§ TASK REQUIREMENTS: A full, exact copy of the listing is needed, with images omitted.
━━ AVAILABLE RECORDS ━━
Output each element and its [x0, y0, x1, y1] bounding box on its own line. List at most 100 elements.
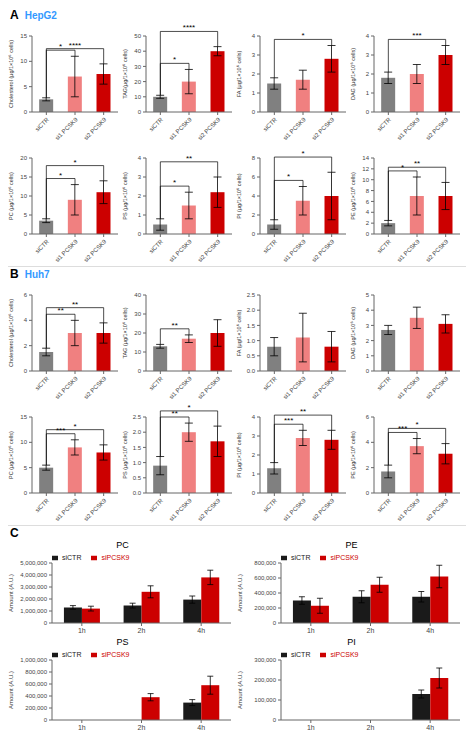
svg-text:2: 2: [366, 71, 370, 77]
svg-text:si2 PCSK9: si2 PCSK9: [83, 375, 108, 400]
svg-text:0: 0: [24, 368, 28, 374]
svg-text:siCTR: siCTR: [34, 497, 50, 513]
svg-text:2.5: 2.5: [247, 292, 256, 298]
svg-text:6: 6: [366, 414, 370, 420]
svg-text:PI (μg/1×10⁶ cells): PI (μg/1×10⁶ cells): [236, 432, 242, 477]
svg-text:**: **: [300, 407, 306, 416]
svg-text:6: 6: [252, 174, 256, 180]
svg-text:**: **: [58, 306, 64, 315]
svg-text:4h: 4h: [197, 724, 205, 731]
svg-text:40: 40: [134, 292, 141, 298]
svg-text:si1 PCSK9: si1 PCSK9: [54, 238, 79, 263]
svg-text:2: 2: [252, 212, 256, 218]
svg-text:*: *: [301, 31, 304, 40]
svg-text:50: 50: [134, 33, 141, 39]
svg-text:4: 4: [252, 414, 256, 420]
svg-text:600,000: 600,000: [25, 681, 47, 687]
svg-text:4,000,000: 4,000,000: [20, 572, 47, 578]
svg-text:15: 15: [20, 414, 27, 420]
svg-text:si2 PCSK9: si2 PCSK9: [425, 238, 450, 263]
svg-text:si1 PCSK9: si1 PCSK9: [396, 116, 421, 141]
svg-text:15: 15: [20, 174, 27, 180]
svg-text:4: 4: [138, 155, 142, 161]
svg-text:*: *: [401, 163, 404, 172]
svg-text:siCTR: siCTR: [376, 116, 392, 132]
svg-text:2.5: 2.5: [133, 414, 142, 420]
svg-text:1.0: 1.0: [247, 338, 256, 344]
svg-text:si1 PCSK9: si1 PCSK9: [282, 238, 307, 263]
svg-text:4: 4: [252, 33, 256, 39]
svg-text:10: 10: [134, 349, 141, 355]
svg-text:800,000: 800,000: [254, 560, 276, 566]
svg-text:**: **: [72, 300, 78, 309]
svg-text:***: ***: [56, 426, 65, 435]
svg-text:0: 0: [366, 490, 370, 496]
svg-text:2: 2: [24, 343, 28, 349]
svg-text:40: 40: [134, 48, 141, 54]
svg-text:Amount (A.U.): Amount (A.U.): [8, 574, 14, 612]
svg-text:1: 1: [252, 471, 256, 477]
svg-text:si2 PCSK9: si2 PCSK9: [83, 497, 108, 522]
svg-text:1: 1: [138, 212, 142, 218]
svg-text:Amount (A.U.): Amount (A.U.): [8, 671, 14, 709]
svg-text:1: 1: [366, 353, 370, 359]
svg-text:1: 1: [366, 90, 370, 96]
svg-text:***: ***: [284, 416, 293, 425]
svg-text:0: 0: [366, 109, 370, 115]
svg-text:siCTR: siCTR: [34, 375, 50, 391]
svg-text:si1 PCSK9: si1 PCSK9: [396, 375, 421, 400]
svg-text:0: 0: [366, 368, 370, 374]
svg-text:800,000: 800,000: [25, 669, 47, 675]
svg-text:400,000: 400,000: [254, 590, 276, 596]
svg-text:1h: 1h: [78, 627, 86, 634]
svg-text:0: 0: [252, 490, 256, 496]
svg-text:1,000,000: 1,000,000: [20, 608, 47, 614]
svg-text:600,000: 600,000: [254, 575, 276, 581]
svg-text:2,000,000: 2,000,000: [20, 596, 47, 602]
svg-text:10: 10: [20, 439, 27, 445]
svg-text:*: *: [59, 42, 62, 51]
svg-text:*: *: [415, 420, 418, 429]
svg-text:0.0: 0.0: [247, 368, 256, 374]
svg-text:15: 15: [20, 33, 27, 39]
svg-text:siCTR: siCTR: [262, 375, 278, 391]
svg-text:2h: 2h: [367, 627, 375, 634]
svg-text:3: 3: [138, 174, 142, 180]
svg-text:100,000: 100,000: [254, 697, 276, 703]
svg-text:200,000: 200,000: [254, 605, 276, 611]
svg-text:si2 PCSK9: si2 PCSK9: [197, 375, 222, 400]
svg-text:2h: 2h: [138, 627, 146, 634]
svg-text:siCTR: siCTR: [148, 497, 164, 513]
svg-text:Amount (A.U.): Amount (A.U.): [237, 671, 243, 709]
svg-text:0: 0: [24, 490, 28, 496]
svg-text:3: 3: [366, 323, 370, 329]
svg-text:si2 PCSK9: si2 PCSK9: [425, 375, 450, 400]
svg-text:**: **: [414, 159, 420, 168]
svg-text:si1 PCSK9: si1 PCSK9: [282, 116, 307, 141]
svg-text:FA (μg/1×10⁶ cells): FA (μg/1×10⁶ cells): [236, 310, 242, 357]
svg-text:0: 0: [366, 231, 370, 237]
svg-text:PS (μg/1×10⁶ cells): PS (μg/1×10⁶ cells): [122, 172, 128, 220]
svg-text:1,000,000: 1,000,000: [20, 657, 47, 663]
svg-text:0: 0: [24, 231, 28, 237]
svg-text:4h: 4h: [197, 627, 205, 634]
svg-text:siCTR: siCTR: [376, 238, 392, 254]
svg-text:siCTR: siCTR: [148, 238, 164, 254]
svg-text:4: 4: [366, 33, 370, 39]
svg-text:4: 4: [366, 307, 370, 313]
svg-text:siCTR: siCTR: [148, 116, 164, 132]
svg-text:siCTR: siCTR: [148, 375, 164, 391]
svg-text:2: 2: [252, 452, 256, 458]
svg-text:6: 6: [24, 292, 28, 298]
svg-text:8: 8: [366, 188, 370, 194]
svg-text:0: 0: [44, 620, 48, 626]
svg-text:0: 0: [138, 109, 142, 115]
svg-text:siCTR: siCTR: [262, 497, 278, 513]
svg-text:0.5: 0.5: [133, 475, 142, 481]
svg-text:si1 PCSK9: si1 PCSK9: [168, 116, 193, 141]
svg-text:3: 3: [366, 52, 370, 58]
svg-text:si1 PCSK9: si1 PCSK9: [282, 497, 307, 522]
svg-text:*: *: [59, 171, 62, 180]
svg-text:0: 0: [138, 231, 142, 237]
svg-text:0: 0: [252, 231, 256, 237]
━━━
§ THE COMPLETED TASK:
Output each element and its [x0, y0, x1, y1] bounding box on its own line. List at most 100 elements.
svg-text:2: 2: [366, 71, 370, 77]
svg-text:si2 PCSK9: si2 PCSK9: [83, 375, 108, 400]
svg-text:0: 0: [24, 368, 28, 374]
svg-text:siCTR: siCTR: [34, 497, 50, 513]
svg-text:2.5: 2.5: [247, 292, 256, 298]
svg-text:6: 6: [366, 414, 370, 420]
svg-text:PI (μg/1×10⁶ cells): PI (μg/1×10⁶ cells): [236, 432, 242, 477]
svg-text:**: **: [300, 407, 306, 416]
svg-text:6: 6: [252, 174, 256, 180]
svg-text:**: **: [58, 306, 64, 315]
svg-text:4h: 4h: [197, 724, 205, 731]
svg-text:40: 40: [134, 292, 141, 298]
svg-text:si1 PCSK9: si1 PCSK9: [54, 238, 79, 263]
svg-text:2: 2: [252, 212, 256, 218]
svg-text:*: *: [301, 31, 304, 40]
svg-text:50: 50: [134, 33, 141, 39]
svg-text:4: 4: [252, 414, 256, 420]
svg-text:600,000: 600,000: [25, 681, 47, 687]
svg-text:4,000,000: 4,000,000: [20, 572, 47, 578]
svg-text:15: 15: [20, 414, 27, 420]
svg-text:si2 PCSK9: si2 PCSK9: [425, 238, 450, 263]
svg-text:si1 PCSK9: si1 PCSK9: [396, 116, 421, 141]
svg-text:15: 15: [20, 174, 27, 180]
svg-text:4: 4: [138, 155, 142, 161]
svg-text:*: *: [401, 163, 404, 172]
svg-text:siCTR: siCTR: [376, 116, 392, 132]
svg-text:2.5: 2.5: [133, 414, 142, 420]
svg-text:1.0: 1.0: [247, 338, 256, 344]
svg-text:si1 PCSK9: si1 PCSK9: [282, 238, 307, 263]
svg-text:4: 4: [252, 33, 256, 39]
svg-text:10: 10: [134, 349, 141, 355]
svg-text:800,000: 800,000: [254, 560, 276, 566]
svg-text:**: **: [72, 300, 78, 309]
svg-text:***: ***: [56, 426, 65, 435]
svg-text:0: 0: [366, 490, 370, 496]
svg-text:2: 2: [24, 343, 28, 349]
svg-text:40: 40: [134, 48, 141, 54]
svg-text:Amount (A.U.): Amount (A.U.): [8, 574, 14, 612]
svg-text:1: 1: [252, 471, 256, 477]
svg-text:si2 PCSK9: si2 PCSK9: [83, 497, 108, 522]
svg-text:1: 1: [138, 212, 142, 218]
svg-text:Amount (A.U.): Amount (A.U.): [8, 671, 14, 709]
svg-text:1: 1: [366, 353, 370, 359]
svg-text:1: 1: [366, 90, 370, 96]
svg-text:***: ***: [284, 416, 293, 425]
svg-text:0: 0: [366, 109, 370, 115]
svg-text:siCTR: siCTR: [34, 375, 50, 391]
svg-text:si1 PCSK9: si1 PCSK9: [396, 375, 421, 400]
svg-text:0: 0: [366, 368, 370, 374]
svg-text:800,000: 800,000: [25, 669, 47, 675]
svg-text:400,000: 400,000: [254, 590, 276, 596]
svg-text:1h: 1h: [78, 627, 86, 634]
svg-text:0: 0: [252, 490, 256, 496]
svg-text:1,000,000: 1,000,000: [20, 608, 47, 614]
svg-text:600,000: 600,000: [254, 575, 276, 581]
svg-text:2,000,000: 2,000,000: [20, 596, 47, 602]
svg-text:10: 10: [20, 439, 27, 445]
svg-text:*: *: [59, 42, 62, 51]
svg-text:*: *: [415, 420, 418, 429]
svg-text:0.0: 0.0: [247, 368, 256, 374]
svg-text:15: 15: [20, 33, 27, 39]
svg-text:siCTR: siCTR: [262, 375, 278, 391]
svg-text:2h: 2h: [367, 627, 375, 634]
svg-text:3: 3: [138, 174, 142, 180]
svg-text:100,000: 100,000: [254, 697, 276, 703]
svg-text:200,000: 200,000: [254, 605, 276, 611]
svg-text:si2 PCSK9: si2 PCSK9: [197, 375, 222, 400]
svg-text:2h: 2h: [138, 627, 146, 634]
svg-text:siCTR: siCTR: [148, 497, 164, 513]
svg-text:Amount (A.U.): Amount (A.U.): [237, 671, 243, 709]
svg-text:0: 0: [24, 490, 28, 496]
svg-text:3: 3: [366, 323, 370, 329]
svg-text:si2 PCSK9: si2 PCSK9: [425, 375, 450, 400]
svg-text:**: **: [414, 159, 420, 168]
svg-text:si1 PCSK9: si1 PCSK9: [282, 116, 307, 141]
svg-text:FA (μg/1×10⁶ cells): FA (μg/1×10⁶ cells): [236, 310, 242, 357]
svg-text:0: 0: [366, 231, 370, 237]
svg-text:PS (μg/1×10⁶ cells): PS (μg/1×10⁶ cells): [122, 172, 128, 220]
svg-text:1,000,000: 1,000,000: [20, 657, 47, 663]
svg-text:0: 0: [24, 231, 28, 237]
svg-text:4h: 4h: [197, 627, 205, 634]
svg-text:siCTR: siCTR: [376, 238, 392, 254]
svg-text:siCTR: siCTR: [148, 238, 164, 254]
svg-text:4: 4: [366, 33, 370, 39]
svg-text:4: 4: [366, 307, 370, 313]
svg-text:siCTR: siCTR: [148, 116, 164, 132]
svg-text:siCTR: siCTR: [148, 375, 164, 391]
svg-text:2: 2: [252, 452, 256, 458]
svg-text:6: 6: [24, 292, 28, 298]
svg-text:8: 8: [366, 188, 370, 194]
svg-text:0: 0: [44, 620, 48, 626]
svg-text:0: 0: [138, 109, 142, 115]
svg-text:siCTR: siCTR: [262, 497, 278, 513]
svg-text:0.5: 0.5: [133, 475, 142, 481]
svg-text:si1 PCSK9: si1 PCSK9: [168, 116, 193, 141]
svg-text:3: 3: [366, 52, 370, 58]
svg-text:si1 PCSK9: si1 PCSK9: [282, 497, 307, 522]
svg-text:*: *: [59, 171, 62, 180]
svg-text:0: 0: [138, 231, 142, 237]
svg-text:0: 0: [252, 231, 256, 237]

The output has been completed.